**Task requirements:**
Set down the full listing exactly, character for character.

**Exercise material:**
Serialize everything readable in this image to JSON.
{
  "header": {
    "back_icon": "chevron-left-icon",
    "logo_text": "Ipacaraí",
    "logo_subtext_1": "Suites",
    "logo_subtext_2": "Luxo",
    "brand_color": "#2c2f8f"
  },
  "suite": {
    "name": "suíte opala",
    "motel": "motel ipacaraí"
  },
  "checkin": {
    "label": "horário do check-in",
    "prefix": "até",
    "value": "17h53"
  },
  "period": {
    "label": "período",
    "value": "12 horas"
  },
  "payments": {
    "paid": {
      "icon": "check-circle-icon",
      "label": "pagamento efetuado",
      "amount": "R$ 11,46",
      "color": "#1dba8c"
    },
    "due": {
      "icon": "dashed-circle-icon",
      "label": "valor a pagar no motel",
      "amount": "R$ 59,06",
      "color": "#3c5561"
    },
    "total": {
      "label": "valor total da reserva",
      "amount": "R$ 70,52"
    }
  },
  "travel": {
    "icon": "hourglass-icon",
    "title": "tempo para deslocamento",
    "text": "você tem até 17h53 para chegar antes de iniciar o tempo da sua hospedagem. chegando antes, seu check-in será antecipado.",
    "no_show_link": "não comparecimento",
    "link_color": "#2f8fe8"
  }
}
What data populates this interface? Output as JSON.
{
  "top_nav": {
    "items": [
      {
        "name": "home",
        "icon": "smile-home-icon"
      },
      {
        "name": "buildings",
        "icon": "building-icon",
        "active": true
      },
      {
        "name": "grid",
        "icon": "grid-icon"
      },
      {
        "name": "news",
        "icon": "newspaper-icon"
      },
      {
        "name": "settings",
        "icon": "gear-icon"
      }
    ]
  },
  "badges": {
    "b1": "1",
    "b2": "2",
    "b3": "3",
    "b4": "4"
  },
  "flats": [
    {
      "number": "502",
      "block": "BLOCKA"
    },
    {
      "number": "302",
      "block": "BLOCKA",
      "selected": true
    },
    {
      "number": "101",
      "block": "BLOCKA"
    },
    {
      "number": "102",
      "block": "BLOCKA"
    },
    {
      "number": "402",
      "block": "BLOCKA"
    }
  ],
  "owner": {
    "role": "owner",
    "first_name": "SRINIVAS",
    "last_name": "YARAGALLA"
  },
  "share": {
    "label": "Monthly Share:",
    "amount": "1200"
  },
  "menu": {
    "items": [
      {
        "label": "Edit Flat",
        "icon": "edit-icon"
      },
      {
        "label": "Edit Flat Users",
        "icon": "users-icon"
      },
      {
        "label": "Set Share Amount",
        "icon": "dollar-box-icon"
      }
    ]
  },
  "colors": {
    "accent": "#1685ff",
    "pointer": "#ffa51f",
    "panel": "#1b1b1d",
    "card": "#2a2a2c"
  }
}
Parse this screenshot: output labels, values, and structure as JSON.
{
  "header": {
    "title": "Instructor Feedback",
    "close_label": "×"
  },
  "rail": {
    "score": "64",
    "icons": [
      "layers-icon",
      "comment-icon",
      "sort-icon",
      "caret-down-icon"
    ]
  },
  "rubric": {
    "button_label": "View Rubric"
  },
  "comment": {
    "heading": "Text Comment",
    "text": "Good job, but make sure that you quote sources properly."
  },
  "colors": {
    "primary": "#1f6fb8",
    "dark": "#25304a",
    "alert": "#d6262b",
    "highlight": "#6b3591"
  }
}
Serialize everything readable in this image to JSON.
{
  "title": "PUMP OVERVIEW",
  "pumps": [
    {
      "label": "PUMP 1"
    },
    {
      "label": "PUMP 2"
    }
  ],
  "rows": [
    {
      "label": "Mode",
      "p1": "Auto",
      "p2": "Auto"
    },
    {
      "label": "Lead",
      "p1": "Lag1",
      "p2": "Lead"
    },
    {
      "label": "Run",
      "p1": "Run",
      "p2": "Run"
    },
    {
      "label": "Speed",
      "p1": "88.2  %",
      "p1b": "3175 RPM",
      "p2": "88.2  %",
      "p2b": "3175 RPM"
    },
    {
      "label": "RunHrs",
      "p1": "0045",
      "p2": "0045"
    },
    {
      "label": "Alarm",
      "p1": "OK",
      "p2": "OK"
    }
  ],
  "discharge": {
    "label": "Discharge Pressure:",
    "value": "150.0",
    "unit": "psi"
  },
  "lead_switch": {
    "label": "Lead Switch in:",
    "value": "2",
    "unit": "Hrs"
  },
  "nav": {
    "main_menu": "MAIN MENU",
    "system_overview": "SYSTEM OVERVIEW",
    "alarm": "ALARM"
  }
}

**Reply:**
Serialize everything readable in this image to JSON.
{
  "header": {
    "back_icon": "chevron-left-icon",
    "logo_text": "Ipacaraí",
    "logo_subtext_1": "Suites",
    "logo_subtext_2": "Luxo",
    "brand_color": "#2c2f8f"
  },
  "suite": {
    "name": "suíte opala",
    "motel": "motel ipacaraí"
  },
  "checkin": {
    "label": "horário do check-in",
    "prefix": "até",
    "value": "17h53"
  },
  "period": {
    "label": "período",
    "value": "12 horas"
  },
  "payments": {
    "paid": {
      "icon": "check-circle-icon",
      "label": "pagamento efetuado",
      "amount": "R$ 11,46",
      "color": "#1dba8c"
    },
    "due": {
      "icon": "dashed-circle-icon",
      "label": "valor a pagar no motel",
      "amount": "R$ 59,06",
      "color": "#3c5561"
    },
    "total": {
      "label": "valor total da reserva",
      "amount": "R$ 70,52"
    }
  },
  "travel": {
    "icon": "hourglass-icon",
    "title": "tempo para deslocamento",
    "text": "você tem até 17h53 para chegar antes de iniciar o tempo da sua hospedagem. chegando antes, seu check-in será antecipado.",
    "no_show_link": "não comparecimento",
    "link_color": "#2f8fe8"
  }
}
What data populates this interface? Output as JSON.
{
  "top_nav": {
    "items": [
      {
        "name": "home",
        "icon": "smile-home-icon"
      },
      {
        "name": "buildings",
        "icon": "building-icon",
        "active": true
      },
      {
        "name": "grid",
        "icon": "grid-icon"
      },
      {
        "name": "news",
        "icon": "newspaper-icon"
      },
      {
        "name": "settings",
        "icon": "gear-icon"
      }
    ]
  },
  "badges": {
    "b1": "1",
    "b2": "2",
    "b3": "3",
    "b4": "4"
  },
  "flats": [
    {
      "number": "502",
      "block": "BLOCKA"
    },
    {
      "number": "302",
      "block": "BLOCKA",
      "selected": true
    },
    {
      "number": "101",
      "block": "BLOCKA"
    },
    {
      "number": "102",
      "block": "BLOCKA"
    },
    {
      "number": "402",
      "block": "BLOCKA"
    }
  ],
  "owner": {
    "role": "owner",
    "first_name": "SRINIVAS",
    "last_name": "YARAGALLA"
  },
  "share": {
    "label": "Monthly Share:",
    "amount": "1200"
  },
  "menu": {
    "items": [
      {
        "label": "Edit Flat",
        "icon": "edit-icon"
      },
      {
        "label": "Edit Flat Users",
        "icon": "users-icon"
      },
      {
        "label": "Set Share Amount",
        "icon": "dollar-box-icon"
      }
    ]
  },
  "colors": {
    "accent": "#1685ff",
    "pointer": "#ffa51f",
    "panel": "#1b1b1d",
    "card": "#2a2a2c"
  }
}
Parse this screenshot: output labels, values, and structure as JSON.
{
  "header": {
    "title": "Instructor Feedback",
    "close_label": "×"
  },
  "rail": {
    "score": "64",
    "icons": [
      "layers-icon",
      "comment-icon",
      "sort-icon",
      "caret-down-icon"
    ]
  },
  "rubric": {
    "button_label": "View Rubric"
  },
  "comment": {
    "heading": "Text Comment",
    "text": "Good job, but make sure that you quote sources properly."
  },
  "colors": {
    "primary": "#1f6fb8",
    "dark": "#25304a",
    "alert": "#d6262b",
    "highlight": "#6b3591"
  }
}
Serialize everything readable in this image to JSON.
{
  "title": "PUMP OVERVIEW",
  "pumps": [
    {
      "label": "PUMP 1"
    },
    {
      "label": "PUMP 2"
    }
  ],
  "rows": [
    {
      "label": "Mode",
      "p1": "Auto",
      "p2": "Auto"
    },
    {
      "label": "Lead",
      "p1": "Lag1",
      "p2": "Lead"
    },
    {
      "label": "Run",
      "p1": "Run",
      "p2": "Run"
    },
    {
      "label": "Speed",
      "p1": "88.2  %",
      "p1b": "3175 RPM",
      "p2": "88.2  %",
      "p2b": "3175 RPM"
    },
    {
      "label": "RunHrs",
      "p1": "0045",
      "p2": "0045"
    },
    {
      "label": "Alarm",
      "p1": "OK",
      "p2": "OK"
    }
  ],
  "discharge": {
    "label": "Discharge Pressure:",
    "value": "150.0",
    "unit": "psi"
  },
  "lead_switch": {
    "label": "Lead Switch in:",
    "value": "2",
    "unit": "Hrs"
  },
  "nav": {
    "main_menu": "MAIN MENU",
    "system_overview": "SYSTEM OVERVIEW",
    "alarm": "ALARM"
  }
}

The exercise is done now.